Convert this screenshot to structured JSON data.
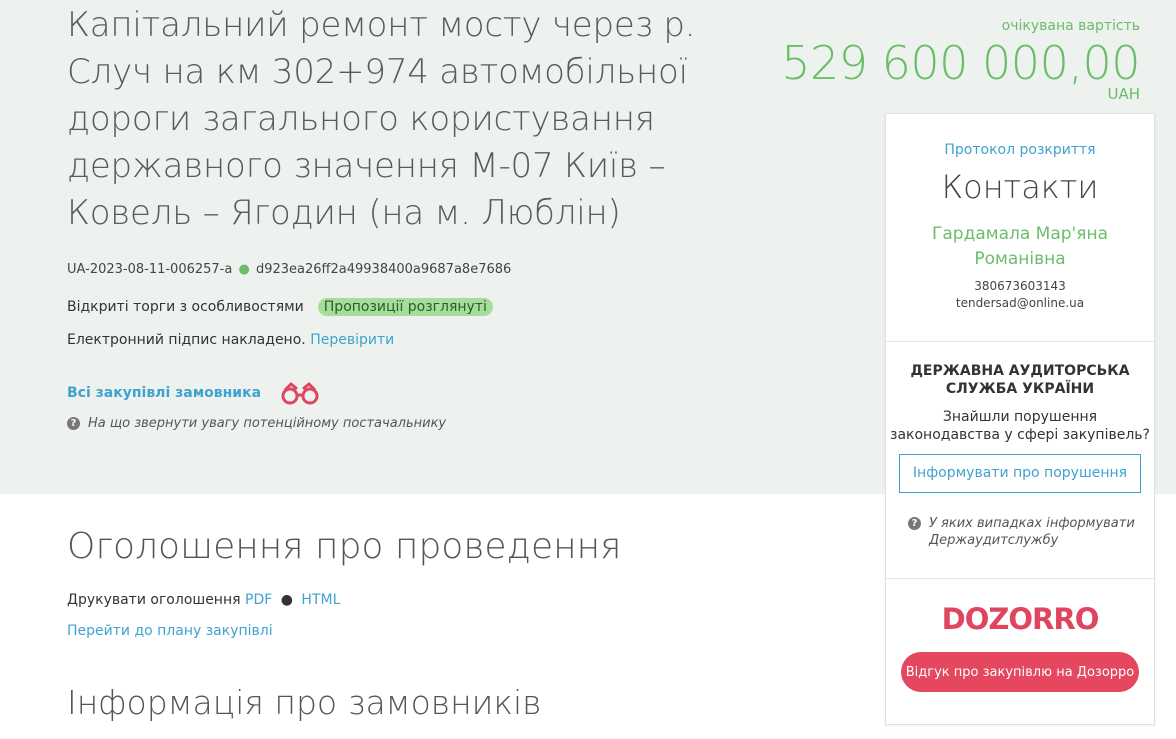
{
  "tender": {
    "title": "Капітальний ремонт мосту через р. Случ на км 302+974 автомобільної дороги загального користування державного значення М-07 Київ – Ковель – Ягодин (на м. Люблін)",
    "id": "UA-2023-08-11-006257-a",
    "hash": "d923ea26ff2a49938400a9687a8e7686",
    "procedure": "Відкриті торги з особливостями",
    "status_badge": "Пропозиції розглянуті",
    "signature_text": "Електронний підпис накладено.",
    "verify_link": "Перевірити",
    "all_purchases_link": "Всі закупівлі замовника",
    "supplier_hint": "На що звернути увагу потенційному постачальнику"
  },
  "cost": {
    "label": "очікувана вартість",
    "value": "529 600 000,00",
    "currency": "UAH"
  },
  "sidebar": {
    "protocol_link": "Протокол розкриття",
    "contacts_title": "Контакти",
    "contact_person": "Гардамала Мар'яна Романівна",
    "phone": "380673603143",
    "email": "tendersad@online.ua",
    "audit_title": "ДЕРЖАВНА АУДИТОРСЬКА СЛУЖБА УКРАЇНИ",
    "audit_question": "Знайшли порушення законодавства у сфері закупівель?",
    "report_button": "Інформувати про порушення",
    "audit_hint": "У яких випадках інформувати Держаудитслужбу",
    "dozorro_logo": "DOZORRO",
    "dozorro_button": "Відгук про закупівлю на Дозорро"
  },
  "main": {
    "announce_heading": "Оголошення про проведення",
    "print_label": "Друкувати оголошення",
    "print_pdf": "PDF",
    "print_separator": "●",
    "print_html": "HTML",
    "plan_link": "Перейти до плану закупівлі",
    "customers_heading": "Інформація про замовників"
  },
  "colors": {
    "accent_green": "#6cbd6a",
    "link_blue": "#3fa3cf",
    "dozorro_red": "#e4475e",
    "band_bg": "#edf2ef"
  }
}
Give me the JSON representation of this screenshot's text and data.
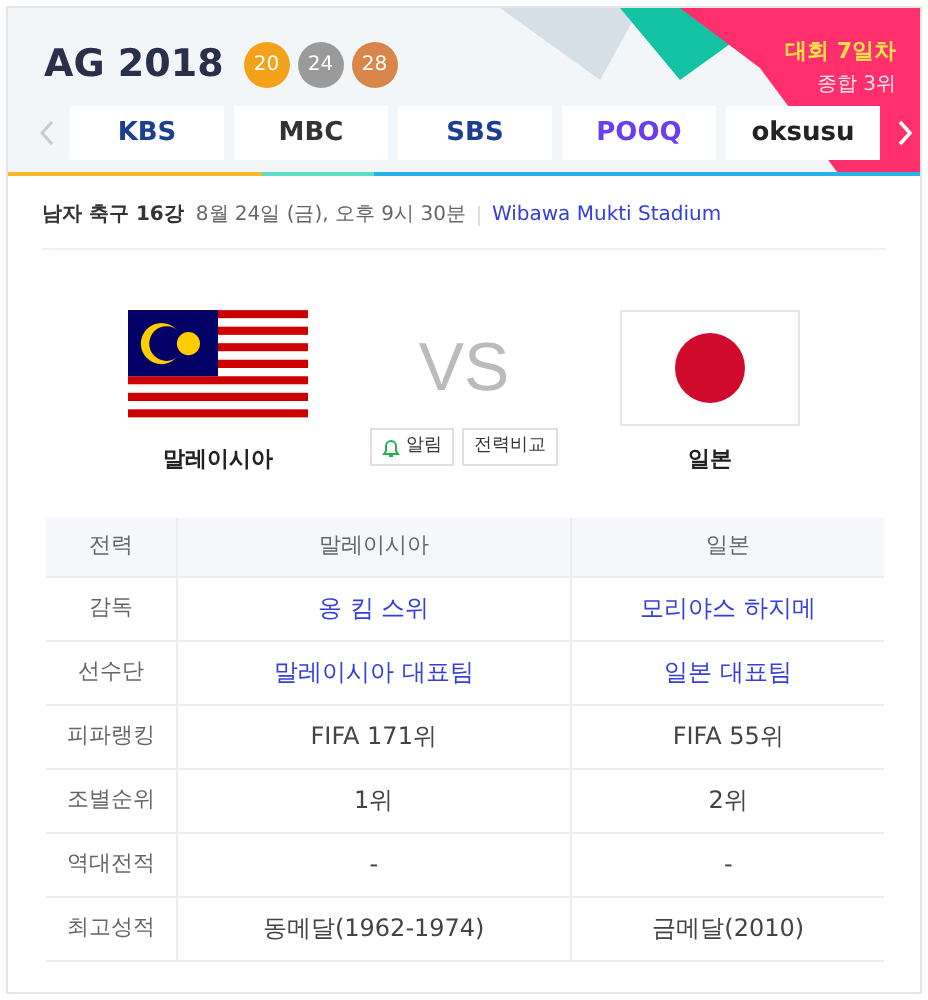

____

* **What to produce**:
Leave out the pictures and copy every record above exactly.

* **Worked answer**:
Convert this screenshot to structured JSON data.
{
  "tender": {
    "title": "Капітальний ремонт мосту через р. Случ на км 302+974 автомобільної дороги загального користування державного значення М-07 Київ – Ковель – Ягодин (на м. Люблін)",
    "id": "UA-2023-08-11-006257-a",
    "hash": "d923ea26ff2a49938400a9687a8e7686",
    "procedure": "Відкриті торги з особливостями",
    "status_badge": "Пропозиції розглянуті",
    "signature_text": "Електронний підпис накладено.",
    "verify_link": "Перевірити",
    "all_purchases_link": "Всі закупівлі замовника",
    "supplier_hint": "На що звернути увагу потенційному постачальнику"
  },
  "cost": {
    "label": "очікувана вартість",
    "value": "529 600 000,00",
    "currency": "UAH"
  },
  "sidebar": {
    "protocol_link": "Протокол розкриття",
    "contacts_title": "Контакти",
    "contact_person": "Гардамала Мар'яна Романівна",
    "phone": "380673603143",
    "email": "tendersad@online.ua",
    "audit_title": "ДЕРЖАВНА АУДИТОРСЬКА СЛУЖБА УКРАЇНИ",
    "audit_question": "Знайшли порушення законодавства у сфері закупівель?",
    "report_button": "Інформувати про порушення",
    "audit_hint": "У яких випадках інформувати Держаудитслужбу",
    "dozorro_logo": "DOZORRO",
    "dozorro_button": "Відгук про закупівлю на Дозорро"
  },
  "main": {
    "announce_heading": "Оголошення про проведення",
    "print_label": "Друкувати оголошення",
    "print_pdf": "PDF",
    "print_separator": "●",
    "print_html": "HTML",
    "plan_link": "Перейти до плану закупівлі",
    "customers_heading": "Інформація про замовників"
  },
  "colors": {
    "accent_green": "#6cbd6a",
    "link_blue": "#3fa3cf",
    "dozorro_red": "#e4475e",
    "band_bg": "#edf2ef"
  }
}
Give me the JSON representation of this screenshot's text and data.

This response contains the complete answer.